### Short task
From the material below, list every line containing "ALEKS".

+++ Supplied records

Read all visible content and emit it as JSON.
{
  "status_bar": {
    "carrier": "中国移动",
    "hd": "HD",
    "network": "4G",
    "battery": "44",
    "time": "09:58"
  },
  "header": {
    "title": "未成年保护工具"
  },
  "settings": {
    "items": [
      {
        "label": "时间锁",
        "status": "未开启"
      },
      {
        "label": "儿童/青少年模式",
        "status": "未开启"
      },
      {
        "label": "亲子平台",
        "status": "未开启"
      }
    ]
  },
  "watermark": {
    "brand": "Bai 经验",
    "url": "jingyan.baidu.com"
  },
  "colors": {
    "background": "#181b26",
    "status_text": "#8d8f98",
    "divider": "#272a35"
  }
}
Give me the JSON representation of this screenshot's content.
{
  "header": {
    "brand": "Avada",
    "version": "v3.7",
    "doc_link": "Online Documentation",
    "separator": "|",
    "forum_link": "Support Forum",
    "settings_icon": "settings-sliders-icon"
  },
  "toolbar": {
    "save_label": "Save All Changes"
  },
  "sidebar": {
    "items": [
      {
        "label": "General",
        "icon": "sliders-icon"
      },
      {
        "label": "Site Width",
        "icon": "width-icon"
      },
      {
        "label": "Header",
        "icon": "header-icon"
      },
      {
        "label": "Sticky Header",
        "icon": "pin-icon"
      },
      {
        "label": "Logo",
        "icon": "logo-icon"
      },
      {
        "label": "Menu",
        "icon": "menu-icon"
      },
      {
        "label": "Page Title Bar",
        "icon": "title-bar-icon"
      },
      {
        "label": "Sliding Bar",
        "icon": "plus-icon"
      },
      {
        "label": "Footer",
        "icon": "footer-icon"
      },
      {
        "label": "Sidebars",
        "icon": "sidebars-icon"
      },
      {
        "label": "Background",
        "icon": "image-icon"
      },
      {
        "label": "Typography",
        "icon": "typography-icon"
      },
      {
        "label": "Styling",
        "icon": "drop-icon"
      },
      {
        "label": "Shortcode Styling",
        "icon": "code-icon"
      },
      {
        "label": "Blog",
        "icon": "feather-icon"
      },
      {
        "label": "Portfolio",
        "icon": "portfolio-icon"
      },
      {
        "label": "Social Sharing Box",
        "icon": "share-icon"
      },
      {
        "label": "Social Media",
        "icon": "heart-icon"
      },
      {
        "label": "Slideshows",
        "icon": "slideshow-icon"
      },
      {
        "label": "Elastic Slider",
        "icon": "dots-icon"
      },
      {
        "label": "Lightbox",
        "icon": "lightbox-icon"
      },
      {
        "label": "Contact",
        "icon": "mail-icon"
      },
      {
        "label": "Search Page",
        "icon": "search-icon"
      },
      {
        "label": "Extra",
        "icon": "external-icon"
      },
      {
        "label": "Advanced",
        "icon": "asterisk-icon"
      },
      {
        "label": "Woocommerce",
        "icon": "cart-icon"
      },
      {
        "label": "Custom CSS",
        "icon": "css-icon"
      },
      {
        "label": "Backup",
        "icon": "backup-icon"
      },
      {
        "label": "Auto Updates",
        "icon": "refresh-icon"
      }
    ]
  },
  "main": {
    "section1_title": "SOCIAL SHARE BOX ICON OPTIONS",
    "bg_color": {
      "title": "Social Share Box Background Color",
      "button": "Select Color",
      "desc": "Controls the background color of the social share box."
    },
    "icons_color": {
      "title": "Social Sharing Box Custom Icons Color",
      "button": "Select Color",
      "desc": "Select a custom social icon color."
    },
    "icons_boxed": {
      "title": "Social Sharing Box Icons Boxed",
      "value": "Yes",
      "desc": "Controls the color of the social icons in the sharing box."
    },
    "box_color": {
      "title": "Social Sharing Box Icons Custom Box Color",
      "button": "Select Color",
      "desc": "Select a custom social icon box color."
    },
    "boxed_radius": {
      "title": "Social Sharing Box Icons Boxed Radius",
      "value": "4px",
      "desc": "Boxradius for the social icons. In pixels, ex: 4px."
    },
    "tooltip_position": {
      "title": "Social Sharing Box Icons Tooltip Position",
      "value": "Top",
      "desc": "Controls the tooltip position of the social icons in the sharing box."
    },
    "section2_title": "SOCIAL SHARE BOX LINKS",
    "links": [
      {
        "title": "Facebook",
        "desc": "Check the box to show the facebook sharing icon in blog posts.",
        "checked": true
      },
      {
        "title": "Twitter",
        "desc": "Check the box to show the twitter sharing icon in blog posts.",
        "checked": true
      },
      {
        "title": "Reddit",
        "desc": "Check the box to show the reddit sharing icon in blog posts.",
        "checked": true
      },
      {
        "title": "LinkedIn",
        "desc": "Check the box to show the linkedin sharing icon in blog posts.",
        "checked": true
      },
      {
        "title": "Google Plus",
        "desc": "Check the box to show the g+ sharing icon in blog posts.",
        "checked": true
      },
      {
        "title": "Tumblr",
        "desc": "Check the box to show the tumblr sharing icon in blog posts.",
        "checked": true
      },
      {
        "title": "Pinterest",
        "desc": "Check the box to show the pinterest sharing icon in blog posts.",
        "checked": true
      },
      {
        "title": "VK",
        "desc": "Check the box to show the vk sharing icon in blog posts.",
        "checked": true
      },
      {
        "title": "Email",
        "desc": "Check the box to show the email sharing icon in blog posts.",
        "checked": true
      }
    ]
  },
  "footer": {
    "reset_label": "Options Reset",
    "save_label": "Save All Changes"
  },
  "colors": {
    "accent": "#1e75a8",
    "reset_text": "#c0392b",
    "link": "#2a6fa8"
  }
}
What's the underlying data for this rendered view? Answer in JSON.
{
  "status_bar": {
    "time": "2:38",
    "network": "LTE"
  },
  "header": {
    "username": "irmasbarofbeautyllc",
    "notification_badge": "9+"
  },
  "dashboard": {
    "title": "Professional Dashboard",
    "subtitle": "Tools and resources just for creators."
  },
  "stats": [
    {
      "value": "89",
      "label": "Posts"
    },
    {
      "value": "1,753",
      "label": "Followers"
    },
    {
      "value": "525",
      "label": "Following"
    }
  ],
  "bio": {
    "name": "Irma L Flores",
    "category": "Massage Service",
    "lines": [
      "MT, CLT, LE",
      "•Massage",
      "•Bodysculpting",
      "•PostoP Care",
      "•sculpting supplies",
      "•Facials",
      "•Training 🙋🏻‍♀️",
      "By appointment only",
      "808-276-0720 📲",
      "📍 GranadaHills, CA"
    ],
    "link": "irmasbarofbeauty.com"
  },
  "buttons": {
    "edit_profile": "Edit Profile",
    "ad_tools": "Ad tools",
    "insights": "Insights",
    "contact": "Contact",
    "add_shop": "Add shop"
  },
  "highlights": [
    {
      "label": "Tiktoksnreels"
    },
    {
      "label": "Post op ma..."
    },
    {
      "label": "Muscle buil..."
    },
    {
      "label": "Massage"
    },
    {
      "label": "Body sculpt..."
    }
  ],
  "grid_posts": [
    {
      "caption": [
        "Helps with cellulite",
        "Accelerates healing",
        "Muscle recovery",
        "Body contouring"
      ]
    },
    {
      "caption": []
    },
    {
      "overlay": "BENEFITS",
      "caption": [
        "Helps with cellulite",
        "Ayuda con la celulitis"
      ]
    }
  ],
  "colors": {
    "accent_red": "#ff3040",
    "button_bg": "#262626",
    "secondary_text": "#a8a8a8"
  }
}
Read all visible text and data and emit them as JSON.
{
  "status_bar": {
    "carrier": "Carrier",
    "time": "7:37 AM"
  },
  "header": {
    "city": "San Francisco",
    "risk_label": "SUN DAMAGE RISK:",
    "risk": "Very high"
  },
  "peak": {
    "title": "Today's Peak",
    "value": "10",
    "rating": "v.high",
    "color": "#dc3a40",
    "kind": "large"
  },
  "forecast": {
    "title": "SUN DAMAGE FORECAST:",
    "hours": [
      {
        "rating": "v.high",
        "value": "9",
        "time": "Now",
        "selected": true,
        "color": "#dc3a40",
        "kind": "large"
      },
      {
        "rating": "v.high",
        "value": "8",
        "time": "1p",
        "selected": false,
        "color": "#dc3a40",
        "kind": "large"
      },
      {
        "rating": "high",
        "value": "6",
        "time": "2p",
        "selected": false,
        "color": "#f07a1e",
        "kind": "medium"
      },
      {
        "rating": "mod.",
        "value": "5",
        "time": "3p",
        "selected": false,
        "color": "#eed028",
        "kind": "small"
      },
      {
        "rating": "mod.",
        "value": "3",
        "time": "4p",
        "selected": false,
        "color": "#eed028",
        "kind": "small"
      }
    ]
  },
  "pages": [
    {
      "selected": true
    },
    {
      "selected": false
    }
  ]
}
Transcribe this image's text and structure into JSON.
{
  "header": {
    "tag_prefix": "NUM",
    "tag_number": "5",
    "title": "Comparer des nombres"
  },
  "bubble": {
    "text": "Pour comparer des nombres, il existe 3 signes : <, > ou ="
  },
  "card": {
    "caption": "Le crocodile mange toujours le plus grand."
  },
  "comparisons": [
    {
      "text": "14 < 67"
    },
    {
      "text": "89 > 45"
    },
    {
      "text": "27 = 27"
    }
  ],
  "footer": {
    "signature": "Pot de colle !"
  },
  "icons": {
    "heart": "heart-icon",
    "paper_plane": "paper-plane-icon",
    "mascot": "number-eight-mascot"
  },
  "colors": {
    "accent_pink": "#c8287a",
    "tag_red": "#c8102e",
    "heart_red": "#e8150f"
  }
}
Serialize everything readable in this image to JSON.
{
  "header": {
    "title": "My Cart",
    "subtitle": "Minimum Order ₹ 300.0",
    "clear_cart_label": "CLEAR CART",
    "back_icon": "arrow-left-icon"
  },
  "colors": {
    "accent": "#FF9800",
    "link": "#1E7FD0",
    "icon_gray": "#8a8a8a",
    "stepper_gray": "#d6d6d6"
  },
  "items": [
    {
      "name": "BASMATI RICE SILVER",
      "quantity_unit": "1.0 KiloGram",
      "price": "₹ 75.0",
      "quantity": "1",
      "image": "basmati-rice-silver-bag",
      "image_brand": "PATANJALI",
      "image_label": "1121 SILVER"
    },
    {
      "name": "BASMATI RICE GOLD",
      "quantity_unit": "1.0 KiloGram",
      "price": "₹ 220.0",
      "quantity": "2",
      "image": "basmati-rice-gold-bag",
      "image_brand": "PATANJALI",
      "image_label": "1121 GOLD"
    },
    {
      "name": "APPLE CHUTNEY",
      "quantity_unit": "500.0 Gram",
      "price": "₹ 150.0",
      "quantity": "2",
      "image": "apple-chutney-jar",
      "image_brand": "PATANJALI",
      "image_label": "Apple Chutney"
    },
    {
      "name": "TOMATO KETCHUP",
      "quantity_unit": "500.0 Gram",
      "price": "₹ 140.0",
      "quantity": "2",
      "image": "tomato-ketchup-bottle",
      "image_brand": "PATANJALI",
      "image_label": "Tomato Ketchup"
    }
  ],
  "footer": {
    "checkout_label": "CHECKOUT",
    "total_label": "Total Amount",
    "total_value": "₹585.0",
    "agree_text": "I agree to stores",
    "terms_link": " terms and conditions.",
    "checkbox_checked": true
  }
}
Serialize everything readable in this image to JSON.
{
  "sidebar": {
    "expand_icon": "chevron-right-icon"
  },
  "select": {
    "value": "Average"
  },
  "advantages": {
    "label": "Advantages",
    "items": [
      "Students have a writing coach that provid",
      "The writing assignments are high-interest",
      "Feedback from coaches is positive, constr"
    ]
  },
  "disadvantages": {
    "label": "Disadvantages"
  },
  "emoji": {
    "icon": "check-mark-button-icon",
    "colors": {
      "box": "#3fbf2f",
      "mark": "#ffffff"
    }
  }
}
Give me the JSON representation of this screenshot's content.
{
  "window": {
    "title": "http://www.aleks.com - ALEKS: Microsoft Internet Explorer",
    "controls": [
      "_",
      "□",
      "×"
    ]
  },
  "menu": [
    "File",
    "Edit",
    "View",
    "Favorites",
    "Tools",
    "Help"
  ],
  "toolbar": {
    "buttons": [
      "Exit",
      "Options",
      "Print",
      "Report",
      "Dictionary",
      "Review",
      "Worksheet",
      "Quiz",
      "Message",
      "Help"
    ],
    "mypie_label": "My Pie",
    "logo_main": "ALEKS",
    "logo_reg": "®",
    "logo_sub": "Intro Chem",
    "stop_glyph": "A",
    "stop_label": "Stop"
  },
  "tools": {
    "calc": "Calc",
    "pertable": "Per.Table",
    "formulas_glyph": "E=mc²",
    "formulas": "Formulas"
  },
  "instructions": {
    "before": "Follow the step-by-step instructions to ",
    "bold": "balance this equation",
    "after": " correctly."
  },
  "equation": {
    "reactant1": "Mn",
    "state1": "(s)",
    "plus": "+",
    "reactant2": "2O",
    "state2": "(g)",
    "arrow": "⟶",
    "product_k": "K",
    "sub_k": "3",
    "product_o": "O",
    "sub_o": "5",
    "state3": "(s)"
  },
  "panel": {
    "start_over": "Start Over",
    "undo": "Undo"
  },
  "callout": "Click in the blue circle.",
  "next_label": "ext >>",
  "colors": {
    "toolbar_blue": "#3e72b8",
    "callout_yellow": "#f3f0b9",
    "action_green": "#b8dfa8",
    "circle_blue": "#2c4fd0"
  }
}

++++++

### Output of the task
    "title": "http://www.aleks.com - ALEKS: Microsoft Internet Explorer",
    "logo_main": "ALEKS",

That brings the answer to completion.